**WHAT IS ASKED**
Reproduce the records below line for line, without changing anything, and omit the pictures.

------------

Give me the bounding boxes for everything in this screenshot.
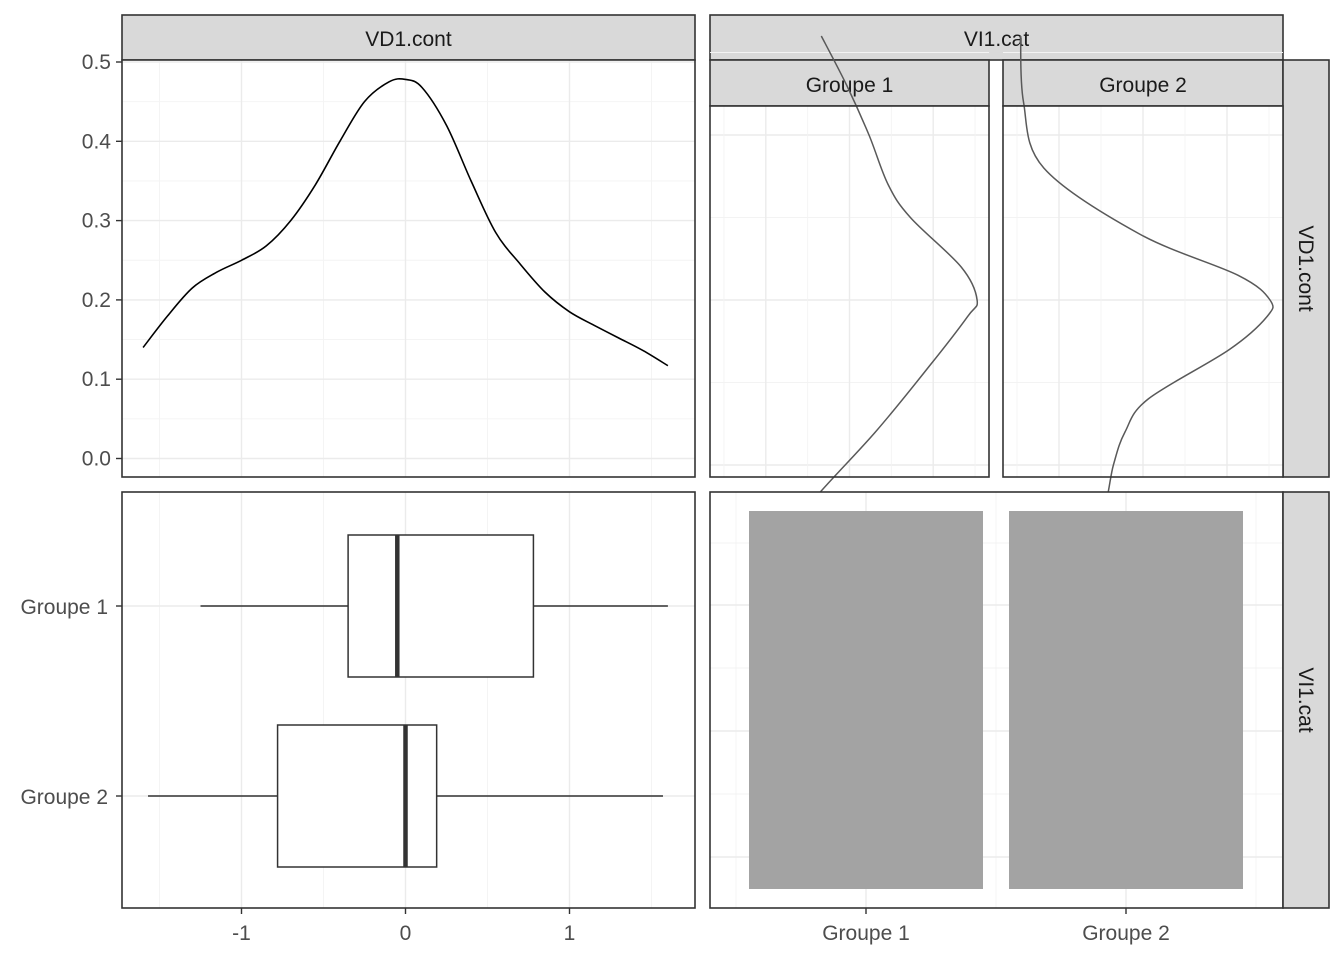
box-iqr bbox=[347, 534, 535, 678]
x-tick-label: 1 bbox=[564, 922, 576, 945]
category-tick-label: Groupe 1 bbox=[20, 596, 108, 619]
strip-vi1-right-label: VI1.cat bbox=[1294, 667, 1317, 733]
boxplot-1 bbox=[200, 534, 668, 678]
facet2-border bbox=[1002, 105, 1284, 478]
bar-x-axis-ticks: Groupe 1 Groupe 2 bbox=[822, 908, 1170, 945]
y-tick-label: 0.5 bbox=[82, 51, 111, 74]
strip-facet-groupe1 bbox=[709, 59, 990, 107]
boxplots bbox=[148, 534, 668, 868]
strip-vd1-right-label: VD1.cont bbox=[1294, 225, 1317, 312]
category-tick-label: Groupe 2 bbox=[20, 786, 108, 809]
box-iqr bbox=[276, 724, 438, 868]
strip-vi1-right bbox=[1282, 491, 1330, 909]
y-tick-label: 0.2 bbox=[82, 289, 111, 312]
strip-vi1-top-label: VI1.cat bbox=[964, 28, 1030, 51]
density-curve-groupe2 bbox=[1019, 35, 1274, 565]
x-tick-label: 0 bbox=[400, 922, 412, 945]
y-axis-ticks: 0.0 0.1 0.2 0.3 0.4 0.5 bbox=[82, 51, 122, 471]
x-axis-ticks: -1 0 1 bbox=[232, 908, 575, 945]
bar-1 bbox=[749, 511, 983, 889]
strip-facet-groupe2-label: Groupe 2 bbox=[1099, 74, 1187, 97]
strip-facet-groupe1-label: Groupe 1 bbox=[806, 74, 894, 97]
strip-vd1-top-label: VD1.cont bbox=[365, 28, 452, 51]
bars bbox=[749, 511, 1243, 889]
panel-a-grid bbox=[122, 60, 695, 477]
bar-tick-label: Groupe 2 bbox=[1082, 922, 1170, 945]
y-tick-label: 0.1 bbox=[82, 368, 111, 391]
panel-a-bg bbox=[122, 60, 695, 477]
facet1-border bbox=[709, 105, 990, 478]
density-curve-vd1 bbox=[142, 77, 669, 367]
bar-tick-label: Groupe 1 bbox=[822, 922, 910, 945]
panel-density-by-group: VI1.cat Groupe 1 Groupe 2 VD1.cont bbox=[709, 14, 1330, 565]
panel-boxplot: Groupe 1 Groupe 2 -1 0 1 bbox=[20, 491, 696, 945]
panel-a-border bbox=[121, 59, 696, 478]
panel-bars: VI1.cat Groupe 1 Groupe 2 bbox=[709, 491, 1330, 945]
category-axis-ticks: Groupe 1 Groupe 2 bbox=[20, 596, 122, 809]
y-tick-label: 0.4 bbox=[82, 130, 112, 153]
boxplot-2 bbox=[148, 724, 663, 868]
bar-2 bbox=[1009, 511, 1243, 889]
strip-facet-groupe2 bbox=[1002, 59, 1284, 107]
panel-density-vd1: VD1.cont 0.0 0.1 0.2 0.3 0.4 0.5 bbox=[82, 14, 696, 478]
y-tick-label: 0.0 bbox=[82, 448, 111, 471]
panel-c-border bbox=[121, 491, 696, 909]
density-curve-groupe1 bbox=[760, 35, 979, 565]
y-tick-label: 0.3 bbox=[82, 210, 111, 233]
strip-vd1-top bbox=[121, 14, 696, 61]
x-tick-label: -1 bbox=[232, 922, 251, 945]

------------

**EXERCISE SOLUTION**
Give me the bounding boxes for everything in this screenshot.
box-iqr bbox=[347, 534, 535, 678]
x-tick-label: 1 bbox=[564, 922, 576, 945]
category-tick-label: Groupe 1 bbox=[20, 596, 108, 619]
strip-vi1-right-label: VI1.cat bbox=[1294, 667, 1317, 733]
boxplot-1 bbox=[200, 534, 668, 678]
facet2-border bbox=[1002, 105, 1284, 478]
bar-x-axis-ticks: Groupe 1 Groupe 2 bbox=[822, 908, 1170, 945]
y-tick-label: 0.5 bbox=[82, 51, 111, 74]
strip-facet-groupe1 bbox=[709, 59, 990, 107]
boxplots bbox=[148, 534, 668, 868]
strip-vd1-right-label: VD1.cont bbox=[1294, 225, 1317, 312]
category-tick-label: Groupe 2 bbox=[20, 786, 108, 809]
box-iqr bbox=[276, 724, 438, 868]
strip-vi1-right bbox=[1282, 491, 1330, 909]
y-tick-label: 0.2 bbox=[82, 289, 111, 312]
strip-vi1-top-label: VI1.cat bbox=[964, 28, 1030, 51]
density-curve-groupe2 bbox=[1019, 35, 1274, 565]
x-tick-label: 0 bbox=[400, 922, 412, 945]
y-axis-ticks: 0.0 0.1 0.2 0.3 0.4 0.5 bbox=[82, 51, 122, 471]
x-axis-ticks: -1 0 1 bbox=[232, 908, 575, 945]
bar-1 bbox=[749, 511, 983, 889]
strip-facet-groupe2-label: Groupe 2 bbox=[1099, 74, 1187, 97]
strip-facet-groupe1-label: Groupe 1 bbox=[806, 74, 894, 97]
strip-vd1-top-label: VD1.cont bbox=[365, 28, 452, 51]
bars bbox=[749, 511, 1243, 889]
panel-a-grid bbox=[122, 60, 695, 477]
bar-tick-label: Groupe 2 bbox=[1082, 922, 1170, 945]
y-tick-label: 0.1 bbox=[82, 368, 111, 391]
panel-a-bg bbox=[122, 60, 695, 477]
facet1-border bbox=[709, 105, 990, 478]
density-curve-vd1 bbox=[142, 77, 669, 367]
bar-tick-label: Groupe 1 bbox=[822, 922, 910, 945]
panel-density-by-group: VI1.cat Groupe 1 Groupe 2 VD1.cont bbox=[709, 14, 1330, 565]
panel-boxplot: Groupe 1 Groupe 2 -1 0 1 bbox=[20, 491, 696, 945]
panel-a-border bbox=[121, 59, 696, 478]
panel-bars: VI1.cat Groupe 1 Groupe 2 bbox=[709, 491, 1330, 945]
category-axis-ticks: Groupe 1 Groupe 2 bbox=[20, 596, 122, 809]
y-tick-label: 0.4 bbox=[82, 130, 112, 153]
boxplot-2 bbox=[148, 724, 663, 868]
bar-2 bbox=[1009, 511, 1243, 889]
strip-facet-groupe2 bbox=[1002, 59, 1284, 107]
panel-density-vd1: VD1.cont 0.0 0.1 0.2 0.3 0.4 0.5 bbox=[82, 14, 696, 478]
y-tick-label: 0.0 bbox=[82, 448, 111, 471]
panel-c-border bbox=[121, 491, 696, 909]
density-curve-groupe1 bbox=[760, 35, 979, 565]
y-tick-label: 0.3 bbox=[82, 210, 111, 233]
strip-vd1-top bbox=[121, 14, 696, 61]
x-tick-label: -1 bbox=[232, 922, 251, 945]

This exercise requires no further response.